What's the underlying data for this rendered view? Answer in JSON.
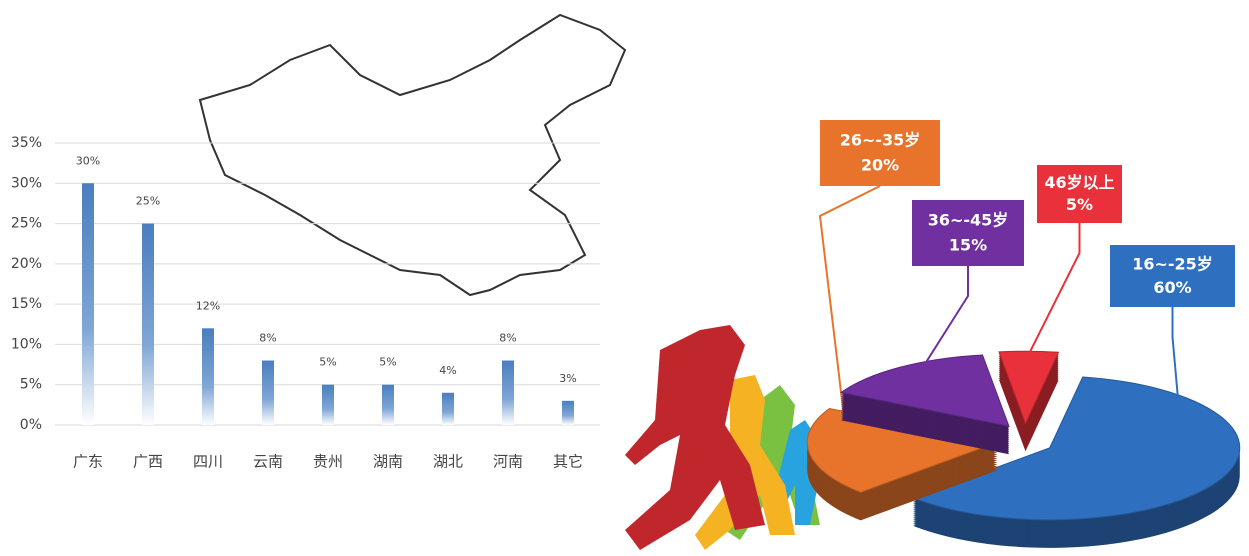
{
  "chart_data": [
    {
      "type": "bar",
      "categories": [
        "广东",
        "广西",
        "四川",
        "云南",
        "贵州",
        "湖南",
        "湖北",
        "河南",
        "其它"
      ],
      "values": [
        30,
        25,
        12,
        8,
        5,
        5,
        4,
        8,
        3
      ],
      "value_labels": [
        "30%",
        "25%",
        "12%",
        "8%",
        "5%",
        "5%",
        "4%",
        "8%",
        "3%"
      ],
      "color": "#4a7ebf",
      "ylim": [
        0,
        35
      ],
      "yticks": [
        {
          "value": 0,
          "label": "0%"
        },
        {
          "value": 5,
          "label": "5%"
        },
        {
          "value": 10,
          "label": "10%"
        },
        {
          "value": 15,
          "label": "15%"
        },
        {
          "value": 20,
          "label": "20%"
        },
        {
          "value": 25,
          "label": "25%"
        },
        {
          "value": 30,
          "label": "30%"
        },
        {
          "value": 35,
          "label": "35%"
        }
      ],
      "grid": true
    },
    {
      "type": "pie",
      "categories": [
        "16~-25岁",
        "26~-35岁",
        "36~-45岁",
        "46岁以上"
      ],
      "values": [
        60,
        20,
        15,
        5
      ],
      "value_labels": [
        "60%",
        "20%",
        "15%",
        "5%"
      ],
      "colors": [
        "#2e6fbf",
        "#e8732b",
        "#7030a0",
        "#e8313a"
      ]
    }
  ]
}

• What is expected: Reproduce the whole listing above word for word, but not its pictures.

• Written solution:
What's the underlying data for this rendered view? Answer in JSON.
{
  "chart_data": [
    {
      "type": "bar",
      "categories": [
        "广东",
        "广西",
        "四川",
        "云南",
        "贵州",
        "湖南",
        "湖北",
        "河南",
        "其它"
      ],
      "values": [
        30,
        25,
        12,
        8,
        5,
        5,
        4,
        8,
        3
      ],
      "value_labels": [
        "30%",
        "25%",
        "12%",
        "8%",
        "5%",
        "5%",
        "4%",
        "8%",
        "3%"
      ],
      "color": "#4a7ebf",
      "ylim": [
        0,
        35
      ],
      "yticks": [
        {
          "value": 0,
          "label": "0%"
        },
        {
          "value": 5,
          "label": "5%"
        },
        {
          "value": 10,
          "label": "10%"
        },
        {
          "value": 15,
          "label": "15%"
        },
        {
          "value": 20,
          "label": "20%"
        },
        {
          "value": 25,
          "label": "25%"
        },
        {
          "value": 30,
          "label": "30%"
        },
        {
          "value": 35,
          "label": "35%"
        }
      ],
      "grid": true
    },
    {
      "type": "pie",
      "categories": [
        "16~-25岁",
        "26~-35岁",
        "36~-45岁",
        "46岁以上"
      ],
      "values": [
        60,
        20,
        15,
        5
      ],
      "value_labels": [
        "60%",
        "20%",
        "15%",
        "5%"
      ],
      "colors": [
        "#2e6fbf",
        "#e8732b",
        "#7030a0",
        "#e8313a"
      ]
    }
  ]
}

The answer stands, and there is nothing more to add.